[Entries taken from a collection]
>> Begin

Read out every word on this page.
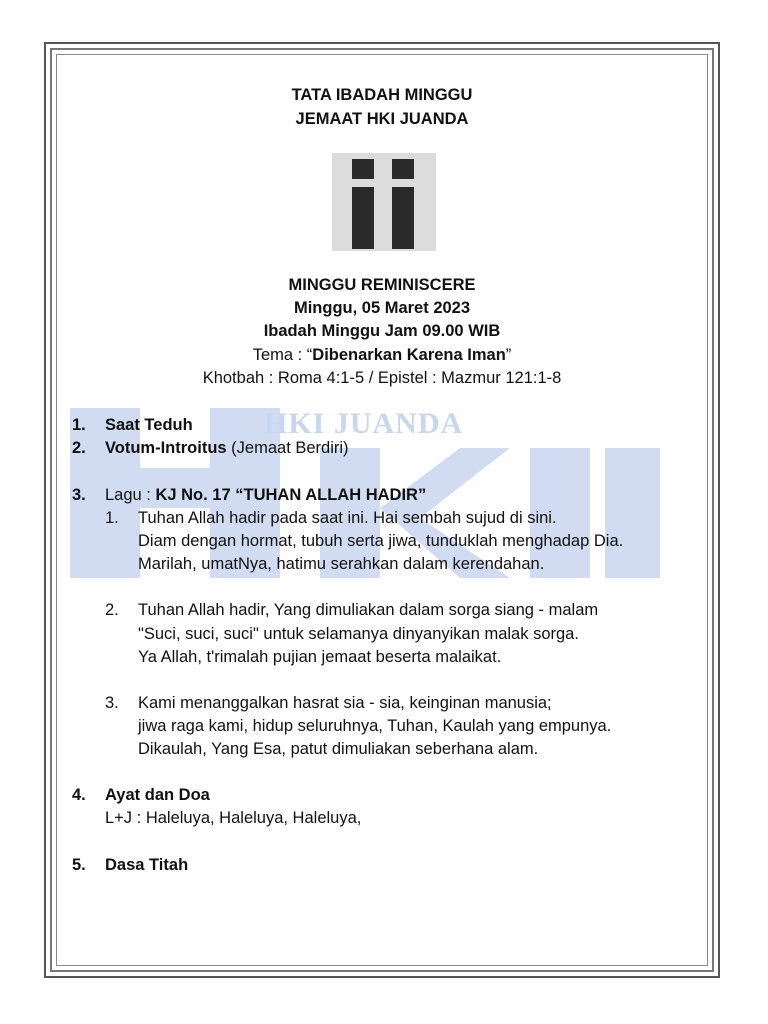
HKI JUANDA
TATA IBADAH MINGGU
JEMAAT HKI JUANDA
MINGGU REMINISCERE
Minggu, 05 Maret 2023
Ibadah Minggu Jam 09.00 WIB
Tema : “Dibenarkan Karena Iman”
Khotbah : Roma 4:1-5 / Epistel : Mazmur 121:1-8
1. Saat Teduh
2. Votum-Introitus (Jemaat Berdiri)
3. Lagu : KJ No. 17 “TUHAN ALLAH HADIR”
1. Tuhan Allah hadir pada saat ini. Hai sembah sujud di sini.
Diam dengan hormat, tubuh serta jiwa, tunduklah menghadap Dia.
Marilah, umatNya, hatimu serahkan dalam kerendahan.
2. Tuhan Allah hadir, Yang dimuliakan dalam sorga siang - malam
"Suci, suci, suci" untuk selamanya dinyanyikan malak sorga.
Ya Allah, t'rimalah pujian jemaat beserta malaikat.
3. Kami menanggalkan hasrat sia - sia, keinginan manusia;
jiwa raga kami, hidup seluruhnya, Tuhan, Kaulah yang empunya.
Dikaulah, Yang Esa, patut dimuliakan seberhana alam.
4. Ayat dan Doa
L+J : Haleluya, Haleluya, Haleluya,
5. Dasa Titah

>> End

**PROBLEM TO SOLVE**
Repeat all the data as it stands, dropping any images it holds.

**RIGHT ANSWER**
Read out every word on this page.
HKI JUANDA
TATA IBADAH MINGGU
JEMAAT HKI JUANDA
MINGGU REMINISCERE
Minggu, 05 Maret 2023
Ibadah Minggu Jam 09.00 WIB
Tema : “Dibenarkan Karena Iman”
Khotbah : Roma 4:1-5 / Epistel : Mazmur 121:1-8
1. Saat Teduh
2. Votum-Introitus (Jemaat Berdiri)
3. Lagu : KJ No. 17 “TUHAN ALLAH HADIR”
1. Tuhan Allah hadir pada saat ini. Hai sembah sujud di sini.
Diam dengan hormat, tubuh serta jiwa, tunduklah menghadap Dia.
Marilah, umatNya, hatimu serahkan dalam kerendahan.
2. Tuhan Allah hadir, Yang dimuliakan dalam sorga siang - malam
"Suci, suci, suci" untuk selamanya dinyanyikan malak sorga.
Ya Allah, t'rimalah pujian jemaat beserta malaikat.
3. Kami menanggalkan hasrat sia - sia, keinginan manusia;
jiwa raga kami, hidup seluruhnya, Tuhan, Kaulah yang empunya.
Dikaulah, Yang Esa, patut dimuliakan seberhana alam.
4. Ayat dan Doa
L+J : Haleluya, Haleluya, Haleluya,
5. Dasa Titah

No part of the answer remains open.